begin
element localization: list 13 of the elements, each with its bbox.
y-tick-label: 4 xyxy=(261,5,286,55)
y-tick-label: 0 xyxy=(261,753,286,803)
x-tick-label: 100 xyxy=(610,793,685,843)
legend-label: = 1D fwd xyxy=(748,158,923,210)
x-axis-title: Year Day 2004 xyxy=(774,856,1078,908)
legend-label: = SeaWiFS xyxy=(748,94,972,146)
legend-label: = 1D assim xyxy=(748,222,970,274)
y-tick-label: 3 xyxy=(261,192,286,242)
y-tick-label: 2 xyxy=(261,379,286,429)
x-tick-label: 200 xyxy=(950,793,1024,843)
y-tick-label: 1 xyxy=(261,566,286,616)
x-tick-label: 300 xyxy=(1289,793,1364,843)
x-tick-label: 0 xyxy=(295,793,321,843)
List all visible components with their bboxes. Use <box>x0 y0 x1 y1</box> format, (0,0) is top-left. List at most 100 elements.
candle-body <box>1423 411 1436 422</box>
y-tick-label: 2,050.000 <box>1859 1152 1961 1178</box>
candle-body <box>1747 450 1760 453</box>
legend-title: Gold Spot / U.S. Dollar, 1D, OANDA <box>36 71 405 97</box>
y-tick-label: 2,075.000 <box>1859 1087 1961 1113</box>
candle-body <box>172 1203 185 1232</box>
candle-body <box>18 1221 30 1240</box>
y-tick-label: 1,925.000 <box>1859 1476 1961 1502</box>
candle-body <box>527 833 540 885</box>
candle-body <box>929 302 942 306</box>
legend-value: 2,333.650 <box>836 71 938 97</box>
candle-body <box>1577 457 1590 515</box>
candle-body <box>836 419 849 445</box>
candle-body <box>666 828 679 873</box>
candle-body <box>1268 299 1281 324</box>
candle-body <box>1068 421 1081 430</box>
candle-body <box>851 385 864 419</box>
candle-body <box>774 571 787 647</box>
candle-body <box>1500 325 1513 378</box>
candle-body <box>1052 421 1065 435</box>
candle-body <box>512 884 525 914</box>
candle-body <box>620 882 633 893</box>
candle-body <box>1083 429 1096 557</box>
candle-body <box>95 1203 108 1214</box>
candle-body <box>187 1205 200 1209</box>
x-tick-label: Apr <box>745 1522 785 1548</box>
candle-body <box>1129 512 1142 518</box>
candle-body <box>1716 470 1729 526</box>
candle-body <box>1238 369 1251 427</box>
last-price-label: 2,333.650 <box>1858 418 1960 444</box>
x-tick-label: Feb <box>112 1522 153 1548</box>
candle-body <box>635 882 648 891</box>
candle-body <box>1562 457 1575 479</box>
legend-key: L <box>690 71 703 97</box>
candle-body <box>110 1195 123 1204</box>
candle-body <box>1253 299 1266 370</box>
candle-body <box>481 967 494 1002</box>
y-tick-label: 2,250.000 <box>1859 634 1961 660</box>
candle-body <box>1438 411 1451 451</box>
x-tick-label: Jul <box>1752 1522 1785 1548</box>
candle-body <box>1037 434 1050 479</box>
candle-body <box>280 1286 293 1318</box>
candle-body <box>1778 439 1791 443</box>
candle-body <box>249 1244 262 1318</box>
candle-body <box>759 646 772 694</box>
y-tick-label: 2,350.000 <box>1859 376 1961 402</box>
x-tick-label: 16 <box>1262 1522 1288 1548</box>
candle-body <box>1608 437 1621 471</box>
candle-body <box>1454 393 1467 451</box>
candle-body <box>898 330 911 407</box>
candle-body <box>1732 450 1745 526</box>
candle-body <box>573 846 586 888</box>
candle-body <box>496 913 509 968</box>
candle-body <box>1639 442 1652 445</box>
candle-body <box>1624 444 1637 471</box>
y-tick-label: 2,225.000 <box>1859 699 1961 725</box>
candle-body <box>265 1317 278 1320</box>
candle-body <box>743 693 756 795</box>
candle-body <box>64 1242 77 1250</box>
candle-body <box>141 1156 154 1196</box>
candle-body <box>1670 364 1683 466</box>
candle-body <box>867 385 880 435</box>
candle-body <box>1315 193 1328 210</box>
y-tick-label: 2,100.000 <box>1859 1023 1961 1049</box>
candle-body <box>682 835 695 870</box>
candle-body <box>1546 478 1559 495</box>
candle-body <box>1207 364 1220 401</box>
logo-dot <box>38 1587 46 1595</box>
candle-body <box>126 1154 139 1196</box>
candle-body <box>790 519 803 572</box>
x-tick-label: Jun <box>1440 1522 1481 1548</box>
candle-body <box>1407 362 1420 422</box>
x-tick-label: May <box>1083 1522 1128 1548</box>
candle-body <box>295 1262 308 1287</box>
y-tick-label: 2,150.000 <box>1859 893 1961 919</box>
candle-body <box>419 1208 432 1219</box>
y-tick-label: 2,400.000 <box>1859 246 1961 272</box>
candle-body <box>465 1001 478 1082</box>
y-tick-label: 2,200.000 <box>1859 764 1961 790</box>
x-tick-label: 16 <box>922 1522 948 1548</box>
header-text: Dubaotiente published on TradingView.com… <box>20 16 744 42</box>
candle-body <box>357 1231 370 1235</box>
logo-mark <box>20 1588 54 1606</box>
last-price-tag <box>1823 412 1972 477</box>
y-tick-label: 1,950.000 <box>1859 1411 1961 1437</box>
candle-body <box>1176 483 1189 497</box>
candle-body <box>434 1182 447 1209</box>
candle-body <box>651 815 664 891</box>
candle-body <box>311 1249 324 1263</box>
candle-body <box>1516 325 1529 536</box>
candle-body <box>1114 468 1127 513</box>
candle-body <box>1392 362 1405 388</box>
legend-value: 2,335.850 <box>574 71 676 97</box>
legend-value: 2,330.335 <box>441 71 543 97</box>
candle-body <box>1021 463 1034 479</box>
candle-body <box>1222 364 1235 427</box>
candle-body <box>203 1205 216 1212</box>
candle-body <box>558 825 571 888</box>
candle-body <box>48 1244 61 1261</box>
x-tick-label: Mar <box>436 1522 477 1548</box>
end
** Given exercise **
Rewrite all the records above with each occurrence of "legend-label" changed to "legend-entry" and every other line left as it is.

** Exercise output **
element localization: list 13 of the elements, each with its bbox.
y-tick-label: 4 xyxy=(261,5,286,55)
y-tick-label: 0 xyxy=(261,753,286,803)
x-tick-label: 100 xyxy=(610,793,685,843)
legend-entry: = 1D fwd xyxy=(748,158,923,210)
x-axis-title: Year Day 2004 xyxy=(774,856,1078,908)
legend-entry: = SeaWiFS xyxy=(748,94,972,146)
legend-entry: = 1D assim xyxy=(748,222,970,274)
y-tick-label: 3 xyxy=(261,192,286,242)
y-tick-label: 2 xyxy=(261,379,286,429)
x-tick-label: 200 xyxy=(950,793,1024,843)
y-tick-label: 1 xyxy=(261,566,286,616)
x-tick-label: 300 xyxy=(1289,793,1364,843)
x-tick-label: 0 xyxy=(295,793,321,843)
List all visible components with their bboxes. Use <box>x0 y0 x1 y1</box> format, (0,0) is top-left. List at most 100 elements.
candle-body <box>1423 411 1436 422</box>
y-tick-label: 2,050.000 <box>1859 1152 1961 1178</box>
candle-body <box>1747 450 1760 453</box>
legend-title: Gold Spot / U.S. Dollar, 1D, OANDA <box>36 71 405 97</box>
y-tick-label: 2,075.000 <box>1859 1087 1961 1113</box>
candle-body <box>172 1203 185 1232</box>
candle-body <box>18 1221 30 1240</box>
y-tick-label: 1,925.000 <box>1859 1476 1961 1502</box>
candle-body <box>527 833 540 885</box>
candle-body <box>929 302 942 306</box>
legend-value: 2,333.650 <box>836 71 938 97</box>
candle-body <box>1577 457 1590 515</box>
candle-body <box>836 419 849 445</box>
candle-body <box>666 828 679 873</box>
candle-body <box>1268 299 1281 324</box>
candle-body <box>1068 421 1081 430</box>
candle-body <box>851 385 864 419</box>
candle-body <box>774 571 787 647</box>
candle-body <box>1500 325 1513 378</box>
candle-body <box>1052 421 1065 435</box>
candle-body <box>512 884 525 914</box>
candle-body <box>620 882 633 893</box>
candle-body <box>1083 429 1096 557</box>
candle-body <box>95 1203 108 1214</box>
candle-body <box>187 1205 200 1209</box>
x-tick-label: Apr <box>745 1522 785 1548</box>
candle-body <box>1129 512 1142 518</box>
candle-body <box>1716 470 1729 526</box>
candle-body <box>1238 369 1251 427</box>
last-price-label: 2,333.650 <box>1858 418 1960 444</box>
x-tick-label: Feb <box>112 1522 153 1548</box>
candle-body <box>635 882 648 891</box>
candle-body <box>1562 457 1575 479</box>
legend-key: L <box>690 71 703 97</box>
candle-body <box>110 1195 123 1204</box>
candle-body <box>1253 299 1266 370</box>
candle-body <box>481 967 494 1002</box>
y-tick-label: 2,250.000 <box>1859 634 1961 660</box>
candle-body <box>1438 411 1451 451</box>
x-tick-label: Jul <box>1752 1522 1785 1548</box>
candle-body <box>1037 434 1050 479</box>
candle-body <box>280 1286 293 1318</box>
candle-body <box>1778 439 1791 443</box>
candle-body <box>249 1244 262 1318</box>
candle-body <box>759 646 772 694</box>
y-tick-label: 2,350.000 <box>1859 376 1961 402</box>
x-tick-label: 16 <box>1262 1522 1288 1548</box>
candle-body <box>1608 437 1621 471</box>
candle-body <box>1454 393 1467 451</box>
candle-body <box>898 330 911 407</box>
candle-body <box>1732 450 1745 526</box>
candle-body <box>573 846 586 888</box>
candle-body <box>496 913 509 968</box>
candle-body <box>1639 442 1652 445</box>
candle-body <box>1624 444 1637 471</box>
y-tick-label: 2,225.000 <box>1859 699 1961 725</box>
candle-body <box>265 1317 278 1320</box>
candle-body <box>743 693 756 795</box>
candle-body <box>64 1242 77 1250</box>
candle-body <box>141 1156 154 1196</box>
candle-body <box>1670 364 1683 466</box>
candle-body <box>867 385 880 435</box>
candle-body <box>1315 193 1328 210</box>
y-tick-label: 2,100.000 <box>1859 1023 1961 1049</box>
candle-body <box>682 835 695 870</box>
candle-body <box>1546 478 1559 495</box>
candle-body <box>1207 364 1220 401</box>
logo-dot <box>38 1587 46 1595</box>
candle-body <box>126 1154 139 1196</box>
candle-body <box>790 519 803 572</box>
x-tick-label: Jun <box>1440 1522 1481 1548</box>
candle-body <box>1407 362 1420 422</box>
x-tick-label: May <box>1083 1522 1128 1548</box>
candle-body <box>295 1262 308 1287</box>
y-tick-label: 2,150.000 <box>1859 893 1961 919</box>
candle-body <box>419 1208 432 1219</box>
y-tick-label: 2,400.000 <box>1859 246 1961 272</box>
candle-body <box>465 1001 478 1082</box>
y-tick-label: 2,200.000 <box>1859 764 1961 790</box>
x-tick-label: 16 <box>922 1522 948 1548</box>
header-text: Dubaotiente published on TradingView.com… <box>20 16 744 42</box>
candle-body <box>357 1231 370 1235</box>
logo-mark <box>20 1588 54 1606</box>
last-price-tag <box>1823 412 1972 477</box>
y-tick-label: 1,950.000 <box>1859 1411 1961 1437</box>
candle-body <box>1176 483 1189 497</box>
candle-body <box>434 1182 447 1209</box>
candle-body <box>651 815 664 891</box>
candle-body <box>311 1249 324 1263</box>
candle-body <box>1516 325 1529 536</box>
candle-body <box>1114 468 1127 513</box>
candle-body <box>1392 362 1405 388</box>
legend-value: 2,335.850 <box>574 71 676 97</box>
legend-value: 2,330.335 <box>441 71 543 97</box>
candle-body <box>1021 463 1034 479</box>
candle-body <box>1222 364 1235 427</box>
candle-body <box>203 1205 216 1212</box>
candle-body <box>558 825 571 888</box>
candle-body <box>48 1244 61 1261</box>
x-tick-label: Mar <box>436 1522 477 1548</box>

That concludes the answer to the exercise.